Data items
--- start ---
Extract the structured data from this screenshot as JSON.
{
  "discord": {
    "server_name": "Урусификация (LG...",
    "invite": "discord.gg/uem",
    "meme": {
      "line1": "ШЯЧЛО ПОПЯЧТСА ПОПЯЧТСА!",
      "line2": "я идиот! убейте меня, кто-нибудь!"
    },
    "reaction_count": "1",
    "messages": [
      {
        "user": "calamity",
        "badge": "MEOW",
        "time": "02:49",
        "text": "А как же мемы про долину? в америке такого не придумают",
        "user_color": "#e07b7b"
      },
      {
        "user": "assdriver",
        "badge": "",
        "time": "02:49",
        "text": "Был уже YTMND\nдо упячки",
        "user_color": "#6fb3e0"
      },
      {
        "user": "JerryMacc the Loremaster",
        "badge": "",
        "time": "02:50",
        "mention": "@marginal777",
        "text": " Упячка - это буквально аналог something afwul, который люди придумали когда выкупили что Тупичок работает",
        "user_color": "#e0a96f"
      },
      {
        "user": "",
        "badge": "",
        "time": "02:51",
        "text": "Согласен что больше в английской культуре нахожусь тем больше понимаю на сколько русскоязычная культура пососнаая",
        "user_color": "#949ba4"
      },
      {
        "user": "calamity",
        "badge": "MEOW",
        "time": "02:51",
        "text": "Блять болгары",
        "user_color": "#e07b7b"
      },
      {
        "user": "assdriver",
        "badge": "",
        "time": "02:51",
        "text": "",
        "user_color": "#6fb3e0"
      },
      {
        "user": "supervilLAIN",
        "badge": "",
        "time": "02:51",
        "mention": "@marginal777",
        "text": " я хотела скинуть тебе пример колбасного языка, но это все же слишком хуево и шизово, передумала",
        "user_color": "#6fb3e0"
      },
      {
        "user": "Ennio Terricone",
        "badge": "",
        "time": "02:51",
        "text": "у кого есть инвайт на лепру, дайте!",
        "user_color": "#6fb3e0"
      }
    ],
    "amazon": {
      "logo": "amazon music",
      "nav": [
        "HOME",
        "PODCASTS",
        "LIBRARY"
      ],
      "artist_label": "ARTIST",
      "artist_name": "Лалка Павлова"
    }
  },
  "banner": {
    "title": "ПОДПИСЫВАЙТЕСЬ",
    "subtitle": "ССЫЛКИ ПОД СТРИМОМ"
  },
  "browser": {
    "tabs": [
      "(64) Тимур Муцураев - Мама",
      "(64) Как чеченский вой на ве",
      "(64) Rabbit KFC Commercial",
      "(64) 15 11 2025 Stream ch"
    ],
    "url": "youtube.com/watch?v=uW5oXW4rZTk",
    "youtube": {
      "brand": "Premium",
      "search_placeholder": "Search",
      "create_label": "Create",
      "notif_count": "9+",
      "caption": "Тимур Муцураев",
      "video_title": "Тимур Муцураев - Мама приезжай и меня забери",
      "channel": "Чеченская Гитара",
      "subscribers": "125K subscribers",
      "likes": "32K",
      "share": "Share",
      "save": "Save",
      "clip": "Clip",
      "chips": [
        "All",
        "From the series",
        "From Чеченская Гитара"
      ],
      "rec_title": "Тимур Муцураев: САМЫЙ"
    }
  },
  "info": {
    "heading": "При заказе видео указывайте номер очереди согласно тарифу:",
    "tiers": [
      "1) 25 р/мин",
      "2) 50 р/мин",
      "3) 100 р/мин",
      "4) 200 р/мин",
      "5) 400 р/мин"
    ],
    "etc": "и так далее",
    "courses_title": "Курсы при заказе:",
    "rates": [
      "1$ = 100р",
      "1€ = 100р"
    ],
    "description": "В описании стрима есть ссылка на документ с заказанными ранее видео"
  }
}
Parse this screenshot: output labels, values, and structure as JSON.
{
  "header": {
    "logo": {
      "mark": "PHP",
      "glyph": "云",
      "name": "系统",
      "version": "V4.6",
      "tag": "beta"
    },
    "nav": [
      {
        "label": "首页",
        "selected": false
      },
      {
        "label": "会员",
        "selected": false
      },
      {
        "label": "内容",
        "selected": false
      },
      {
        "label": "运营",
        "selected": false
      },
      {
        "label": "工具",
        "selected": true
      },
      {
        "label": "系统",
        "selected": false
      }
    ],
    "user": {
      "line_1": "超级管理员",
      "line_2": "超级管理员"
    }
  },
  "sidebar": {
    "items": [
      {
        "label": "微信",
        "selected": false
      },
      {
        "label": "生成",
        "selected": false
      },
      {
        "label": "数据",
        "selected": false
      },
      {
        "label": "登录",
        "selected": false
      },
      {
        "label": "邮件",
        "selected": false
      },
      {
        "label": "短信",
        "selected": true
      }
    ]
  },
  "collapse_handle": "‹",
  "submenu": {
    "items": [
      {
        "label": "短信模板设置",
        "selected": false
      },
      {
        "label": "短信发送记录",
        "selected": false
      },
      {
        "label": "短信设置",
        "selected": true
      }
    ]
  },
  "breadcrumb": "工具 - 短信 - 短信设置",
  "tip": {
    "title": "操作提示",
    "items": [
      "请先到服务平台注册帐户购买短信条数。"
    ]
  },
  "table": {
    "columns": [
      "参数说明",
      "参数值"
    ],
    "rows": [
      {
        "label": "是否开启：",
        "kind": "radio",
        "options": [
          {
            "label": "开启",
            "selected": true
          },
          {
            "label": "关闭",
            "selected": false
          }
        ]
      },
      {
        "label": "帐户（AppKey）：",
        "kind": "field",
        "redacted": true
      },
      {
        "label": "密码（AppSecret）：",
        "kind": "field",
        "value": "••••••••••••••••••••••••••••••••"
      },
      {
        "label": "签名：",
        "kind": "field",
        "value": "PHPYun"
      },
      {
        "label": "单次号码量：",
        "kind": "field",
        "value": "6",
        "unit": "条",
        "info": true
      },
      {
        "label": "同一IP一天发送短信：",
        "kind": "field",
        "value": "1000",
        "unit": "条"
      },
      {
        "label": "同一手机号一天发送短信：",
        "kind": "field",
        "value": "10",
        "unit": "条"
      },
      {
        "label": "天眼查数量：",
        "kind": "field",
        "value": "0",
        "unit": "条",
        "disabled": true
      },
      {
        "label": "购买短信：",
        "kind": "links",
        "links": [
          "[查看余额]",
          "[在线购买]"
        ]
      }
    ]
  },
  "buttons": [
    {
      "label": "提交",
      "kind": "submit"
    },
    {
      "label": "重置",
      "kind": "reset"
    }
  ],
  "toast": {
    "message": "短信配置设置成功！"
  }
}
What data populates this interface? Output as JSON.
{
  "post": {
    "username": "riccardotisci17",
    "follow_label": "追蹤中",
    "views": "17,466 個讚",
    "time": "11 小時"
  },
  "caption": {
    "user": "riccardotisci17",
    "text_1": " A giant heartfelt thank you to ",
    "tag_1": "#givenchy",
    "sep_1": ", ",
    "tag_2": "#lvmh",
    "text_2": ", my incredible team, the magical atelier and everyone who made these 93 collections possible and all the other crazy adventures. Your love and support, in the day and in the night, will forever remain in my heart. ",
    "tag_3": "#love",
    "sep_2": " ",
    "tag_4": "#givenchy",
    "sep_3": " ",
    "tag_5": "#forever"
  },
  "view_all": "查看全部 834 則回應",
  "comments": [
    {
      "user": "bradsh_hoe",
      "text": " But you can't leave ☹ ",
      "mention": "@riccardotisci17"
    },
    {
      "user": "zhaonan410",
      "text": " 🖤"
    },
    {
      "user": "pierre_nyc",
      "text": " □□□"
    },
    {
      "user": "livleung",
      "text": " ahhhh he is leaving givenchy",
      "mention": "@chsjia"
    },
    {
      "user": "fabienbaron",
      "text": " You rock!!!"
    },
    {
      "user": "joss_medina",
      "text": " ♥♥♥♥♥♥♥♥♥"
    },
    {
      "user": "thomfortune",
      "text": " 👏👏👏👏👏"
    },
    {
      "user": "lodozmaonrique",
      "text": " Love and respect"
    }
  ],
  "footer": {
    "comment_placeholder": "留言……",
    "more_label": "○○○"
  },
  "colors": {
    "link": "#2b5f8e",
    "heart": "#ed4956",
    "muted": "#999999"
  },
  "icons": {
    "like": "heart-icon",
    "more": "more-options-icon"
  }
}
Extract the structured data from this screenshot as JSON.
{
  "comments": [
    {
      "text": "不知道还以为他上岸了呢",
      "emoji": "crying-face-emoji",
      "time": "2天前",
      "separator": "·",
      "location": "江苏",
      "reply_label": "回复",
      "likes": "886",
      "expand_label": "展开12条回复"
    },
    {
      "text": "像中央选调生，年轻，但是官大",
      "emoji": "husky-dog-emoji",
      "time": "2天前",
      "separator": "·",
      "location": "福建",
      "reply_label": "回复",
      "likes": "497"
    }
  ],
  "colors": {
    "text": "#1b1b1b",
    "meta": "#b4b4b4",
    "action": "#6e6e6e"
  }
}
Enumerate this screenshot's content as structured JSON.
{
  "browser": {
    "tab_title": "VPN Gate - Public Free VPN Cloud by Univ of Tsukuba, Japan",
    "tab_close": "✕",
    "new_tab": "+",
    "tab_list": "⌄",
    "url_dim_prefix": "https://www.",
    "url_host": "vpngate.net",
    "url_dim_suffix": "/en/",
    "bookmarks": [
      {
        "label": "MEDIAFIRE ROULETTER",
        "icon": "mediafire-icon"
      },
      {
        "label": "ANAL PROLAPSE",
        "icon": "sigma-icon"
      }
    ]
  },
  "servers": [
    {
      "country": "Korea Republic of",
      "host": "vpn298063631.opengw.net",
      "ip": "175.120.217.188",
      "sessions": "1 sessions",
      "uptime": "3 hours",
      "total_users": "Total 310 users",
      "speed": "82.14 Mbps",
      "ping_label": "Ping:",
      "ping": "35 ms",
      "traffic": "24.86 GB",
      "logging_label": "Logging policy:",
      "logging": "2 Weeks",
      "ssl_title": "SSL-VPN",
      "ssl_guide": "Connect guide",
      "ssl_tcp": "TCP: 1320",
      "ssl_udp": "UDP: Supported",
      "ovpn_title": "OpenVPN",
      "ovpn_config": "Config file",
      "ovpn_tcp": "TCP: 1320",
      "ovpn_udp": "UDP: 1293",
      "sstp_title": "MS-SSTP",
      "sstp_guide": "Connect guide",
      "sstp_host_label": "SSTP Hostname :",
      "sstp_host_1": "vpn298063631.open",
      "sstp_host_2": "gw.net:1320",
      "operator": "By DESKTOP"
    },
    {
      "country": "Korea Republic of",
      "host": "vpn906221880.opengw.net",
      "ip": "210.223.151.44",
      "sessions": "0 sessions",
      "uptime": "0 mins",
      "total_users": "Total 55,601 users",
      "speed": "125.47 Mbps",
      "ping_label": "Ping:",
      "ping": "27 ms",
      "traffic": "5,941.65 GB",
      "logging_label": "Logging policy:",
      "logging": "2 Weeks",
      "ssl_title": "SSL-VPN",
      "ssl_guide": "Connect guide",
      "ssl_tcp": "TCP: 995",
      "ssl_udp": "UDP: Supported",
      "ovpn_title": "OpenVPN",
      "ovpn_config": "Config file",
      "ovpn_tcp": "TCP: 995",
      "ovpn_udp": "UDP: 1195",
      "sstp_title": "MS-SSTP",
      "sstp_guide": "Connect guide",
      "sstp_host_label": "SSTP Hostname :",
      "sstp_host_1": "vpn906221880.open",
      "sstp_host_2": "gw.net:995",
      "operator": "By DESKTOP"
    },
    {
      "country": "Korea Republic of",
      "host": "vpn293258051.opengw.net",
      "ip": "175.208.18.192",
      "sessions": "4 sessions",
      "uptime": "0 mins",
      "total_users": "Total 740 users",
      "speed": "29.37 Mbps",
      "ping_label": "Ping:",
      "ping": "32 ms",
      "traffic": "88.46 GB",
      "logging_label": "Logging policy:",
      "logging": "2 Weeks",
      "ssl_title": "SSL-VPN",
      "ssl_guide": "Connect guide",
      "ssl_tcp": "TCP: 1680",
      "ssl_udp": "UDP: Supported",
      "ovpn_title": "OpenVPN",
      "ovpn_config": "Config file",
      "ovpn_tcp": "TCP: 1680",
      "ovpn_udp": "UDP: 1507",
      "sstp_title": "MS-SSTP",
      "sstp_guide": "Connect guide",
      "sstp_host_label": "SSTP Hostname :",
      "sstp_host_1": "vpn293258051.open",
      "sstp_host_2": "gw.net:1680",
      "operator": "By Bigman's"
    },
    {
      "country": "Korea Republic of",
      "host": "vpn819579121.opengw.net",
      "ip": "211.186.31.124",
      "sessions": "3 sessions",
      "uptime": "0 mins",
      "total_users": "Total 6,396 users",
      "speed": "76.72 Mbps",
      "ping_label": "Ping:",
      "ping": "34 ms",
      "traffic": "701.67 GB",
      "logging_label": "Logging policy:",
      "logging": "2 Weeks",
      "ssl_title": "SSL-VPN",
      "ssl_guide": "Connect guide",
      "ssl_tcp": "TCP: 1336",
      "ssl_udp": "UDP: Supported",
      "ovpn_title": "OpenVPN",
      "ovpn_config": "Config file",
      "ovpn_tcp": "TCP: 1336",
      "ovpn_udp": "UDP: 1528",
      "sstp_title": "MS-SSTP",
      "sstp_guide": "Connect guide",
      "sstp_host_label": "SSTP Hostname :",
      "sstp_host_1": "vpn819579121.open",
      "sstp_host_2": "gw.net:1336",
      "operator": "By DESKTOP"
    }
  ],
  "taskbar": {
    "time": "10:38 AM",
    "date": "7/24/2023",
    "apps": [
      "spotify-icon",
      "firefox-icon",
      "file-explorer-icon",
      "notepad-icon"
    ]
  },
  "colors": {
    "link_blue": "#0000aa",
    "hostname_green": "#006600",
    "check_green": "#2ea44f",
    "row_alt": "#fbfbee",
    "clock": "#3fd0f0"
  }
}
--- end ---
EXERCISE DIRECTIONS ->
For each line of the entries that includes "mention", show that line.

RESPONSE ->
        "mention": "@marginal777",
        "mention": "@marginal777",
      "mention": "@riccardotisci17"
      "mention": "@chsjia"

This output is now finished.